ENTRIES SUPPLIED:
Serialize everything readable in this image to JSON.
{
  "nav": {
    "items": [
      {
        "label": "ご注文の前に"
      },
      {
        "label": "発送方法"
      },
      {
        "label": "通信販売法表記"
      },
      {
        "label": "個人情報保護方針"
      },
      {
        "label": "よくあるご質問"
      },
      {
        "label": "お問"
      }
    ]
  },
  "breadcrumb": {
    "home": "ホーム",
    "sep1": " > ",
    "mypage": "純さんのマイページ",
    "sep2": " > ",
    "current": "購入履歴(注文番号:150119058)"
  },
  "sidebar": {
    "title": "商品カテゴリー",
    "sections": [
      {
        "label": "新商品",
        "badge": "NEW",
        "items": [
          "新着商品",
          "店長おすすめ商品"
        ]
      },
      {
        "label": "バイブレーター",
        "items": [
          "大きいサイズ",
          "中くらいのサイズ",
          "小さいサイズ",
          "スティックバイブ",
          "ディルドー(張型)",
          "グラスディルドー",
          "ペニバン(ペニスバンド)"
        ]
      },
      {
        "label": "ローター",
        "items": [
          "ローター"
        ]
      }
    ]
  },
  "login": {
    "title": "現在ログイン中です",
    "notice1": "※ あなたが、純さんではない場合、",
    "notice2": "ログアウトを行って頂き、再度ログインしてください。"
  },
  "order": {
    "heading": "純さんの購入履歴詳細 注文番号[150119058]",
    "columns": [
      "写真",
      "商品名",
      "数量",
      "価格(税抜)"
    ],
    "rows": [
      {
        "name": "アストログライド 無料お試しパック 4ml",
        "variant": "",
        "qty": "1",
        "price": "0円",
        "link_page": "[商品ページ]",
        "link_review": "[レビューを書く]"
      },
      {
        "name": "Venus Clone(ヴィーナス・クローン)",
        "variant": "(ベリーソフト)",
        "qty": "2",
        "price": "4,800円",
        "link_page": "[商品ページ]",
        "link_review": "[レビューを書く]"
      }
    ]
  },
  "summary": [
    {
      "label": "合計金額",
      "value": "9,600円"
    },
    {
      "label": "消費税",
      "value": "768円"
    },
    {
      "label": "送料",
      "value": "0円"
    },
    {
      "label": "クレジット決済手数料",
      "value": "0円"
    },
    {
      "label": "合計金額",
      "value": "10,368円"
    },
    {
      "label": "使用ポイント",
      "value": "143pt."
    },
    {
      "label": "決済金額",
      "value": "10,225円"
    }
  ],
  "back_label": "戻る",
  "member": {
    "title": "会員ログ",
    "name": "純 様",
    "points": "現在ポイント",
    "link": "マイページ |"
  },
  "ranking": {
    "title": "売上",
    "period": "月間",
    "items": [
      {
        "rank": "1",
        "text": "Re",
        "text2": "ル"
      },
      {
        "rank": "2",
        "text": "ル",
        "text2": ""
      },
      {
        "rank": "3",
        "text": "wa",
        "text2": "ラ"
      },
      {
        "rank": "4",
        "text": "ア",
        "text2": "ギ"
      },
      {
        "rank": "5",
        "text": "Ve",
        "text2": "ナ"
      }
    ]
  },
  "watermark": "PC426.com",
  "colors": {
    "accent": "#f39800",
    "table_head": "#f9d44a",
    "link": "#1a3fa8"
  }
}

EXERCISE OBJECTIVE: Repeat every entry word for word.

EXERCISE OUTPUT:
Serialize everything readable in this image to JSON.
{
  "nav": {
    "items": [
      {
        "label": "ご注文の前に"
      },
      {
        "label": "発送方法"
      },
      {
        "label": "通信販売法表記"
      },
      {
        "label": "個人情報保護方針"
      },
      {
        "label": "よくあるご質問"
      },
      {
        "label": "お問"
      }
    ]
  },
  "breadcrumb": {
    "home": "ホーム",
    "sep1": " > ",
    "mypage": "純さんのマイページ",
    "sep2": " > ",
    "current": "購入履歴(注文番号:150119058)"
  },
  "sidebar": {
    "title": "商品カテゴリー",
    "sections": [
      {
        "label": "新商品",
        "badge": "NEW",
        "items": [
          "新着商品",
          "店長おすすめ商品"
        ]
      },
      {
        "label": "バイブレーター",
        "items": [
          "大きいサイズ",
          "中くらいのサイズ",
          "小さいサイズ",
          "スティックバイブ",
          "ディルドー(張型)",
          "グラスディルドー",
          "ペニバン(ペニスバンド)"
        ]
      },
      {
        "label": "ローター",
        "items": [
          "ローター"
        ]
      }
    ]
  },
  "login": {
    "title": "現在ログイン中です",
    "notice1": "※ あなたが、純さんではない場合、",
    "notice2": "ログアウトを行って頂き、再度ログインしてください。"
  },
  "order": {
    "heading": "純さんの購入履歴詳細 注文番号[150119058]",
    "columns": [
      "写真",
      "商品名",
      "数量",
      "価格(税抜)"
    ],
    "rows": [
      {
        "name": "アストログライド 無料お試しパック 4ml",
        "variant": "",
        "qty": "1",
        "price": "0円",
        "link_page": "[商品ページ]",
        "link_review": "[レビューを書く]"
      },
      {
        "name": "Venus Clone(ヴィーナス・クローン)",
        "variant": "(ベリーソフト)",
        "qty": "2",
        "price": "4,800円",
        "link_page": "[商品ページ]",
        "link_review": "[レビューを書く]"
      }
    ]
  },
  "summary": [
    {
      "label": "合計金額",
      "value": "9,600円"
    },
    {
      "label": "消費税",
      "value": "768円"
    },
    {
      "label": "送料",
      "value": "0円"
    },
    {
      "label": "クレジット決済手数料",
      "value": "0円"
    },
    {
      "label": "合計金額",
      "value": "10,368円"
    },
    {
      "label": "使用ポイント",
      "value": "143pt."
    },
    {
      "label": "決済金額",
      "value": "10,225円"
    }
  ],
  "back_label": "戻る",
  "member": {
    "title": "会員ログ",
    "name": "純 様",
    "points": "現在ポイント",
    "link": "マイページ |"
  },
  "ranking": {
    "title": "売上",
    "period": "月間",
    "items": [
      {
        "rank": "1",
        "text": "Re",
        "text2": "ル"
      },
      {
        "rank": "2",
        "text": "ル",
        "text2": ""
      },
      {
        "rank": "3",
        "text": "wa",
        "text2": "ラ"
      },
      {
        "rank": "4",
        "text": "ア",
        "text2": "ギ"
      },
      {
        "rank": "5",
        "text": "Ve",
        "text2": "ナ"
      }
    ]
  },
  "watermark": "PC426.com",
  "colors": {
    "accent": "#f39800",
    "table_head": "#f9d44a",
    "link": "#1a3fa8"
  }
}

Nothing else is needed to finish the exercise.